▶ _Exercise_:
Each line that holds the word "相同数位对齐" counts once; give the total for the records below and nothing else.

* * *

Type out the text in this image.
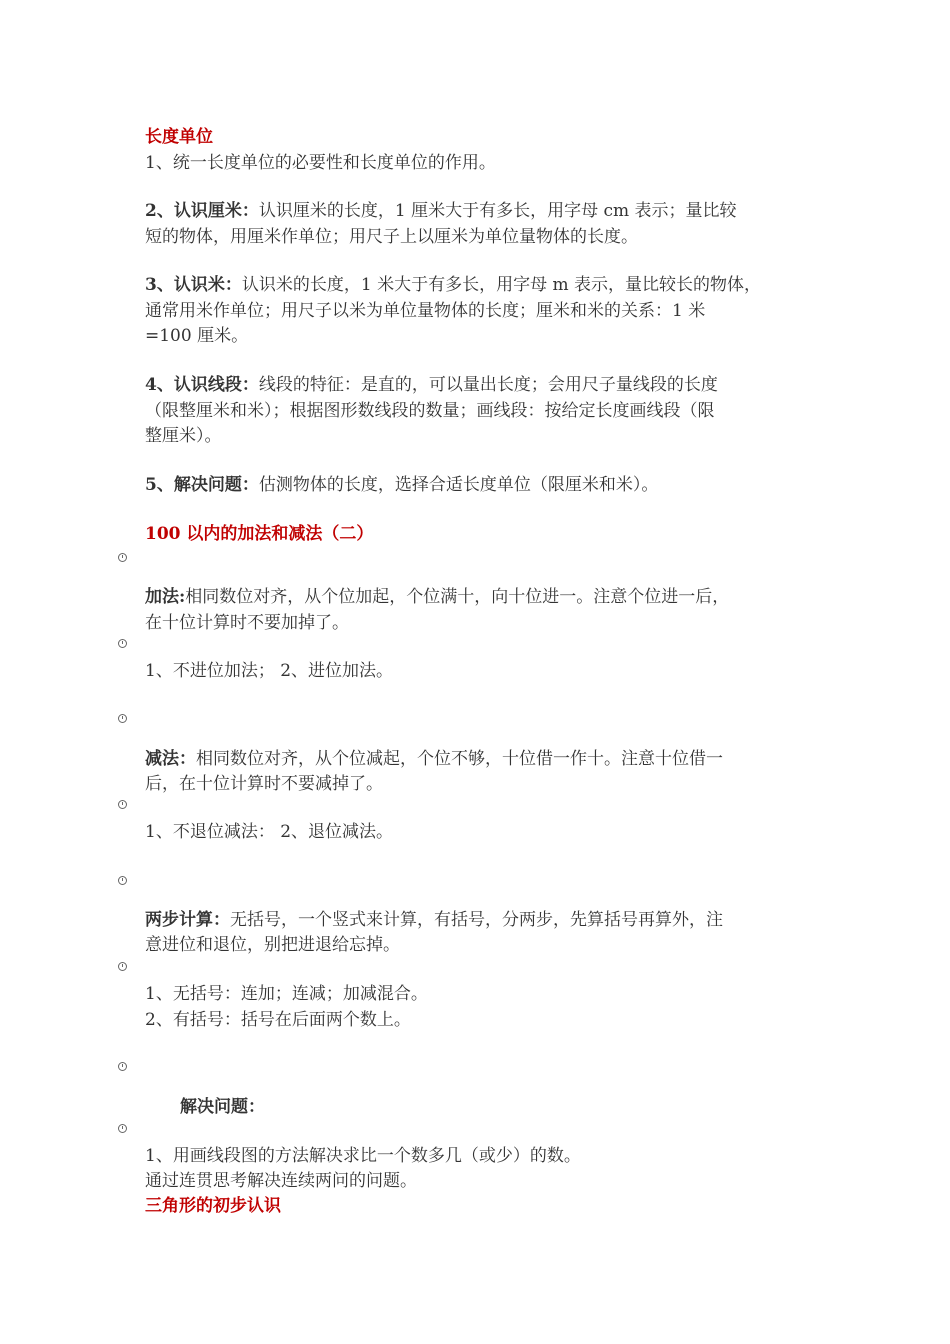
长度单位
1、统一长度单位的必要性和长度单位的作用。
2、认识厘米：认识厘米的长度，1 厘米大于有多长，用字母 cm 表示；量比较
短的物体，用厘米作单位；用尺子上以厘米为单位量物体的长度。
3、认识米：认识米的长度，1 米大于有多长，用字母 m 表示，量比较长的物体，
通常用米作单位；用尺子以米为单位量物体的长度；厘米和米的关系：1 米
=100 厘米。
4、认识线段：线段的特征：是直的，可以量出长度；会用尺子量线段的长度
（限整厘米和米）；根据图形数线段的数量；画线段：按给定长度画线段（限
整厘米）。
5、解决问题：估测物体的长度，选择合适长度单位（限厘米和米）。
100 以内的加法和减法（二）
加法:相同数位对齐，从个位加起，个位满十，向十位进一。注意个位进一后，
在十位计算时不要加掉了。
1、不进位加法； 2、进位加法。
减法：相同数位对齐，从个位减起，个位不够，十位借一作十。注意十位借一
后，在十位计算时不要减掉了。
1、不退位减法： 2、退位减法。
两步计算：无括号，一个竖式来计算，有括号，分两步，先算括号再算外，注
意进位和退位，别把进退给忘掉。
1、无括号：连加；连减；加减混合。
2、有括号：括号在后面两个数上。
解决问题：
1、用画线段图的方法解决求比一个数多几（或少）的数。
通过连贯思考解决连续两问的问题。
三角形的初步认识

* * *

▶ _Complete response_:
2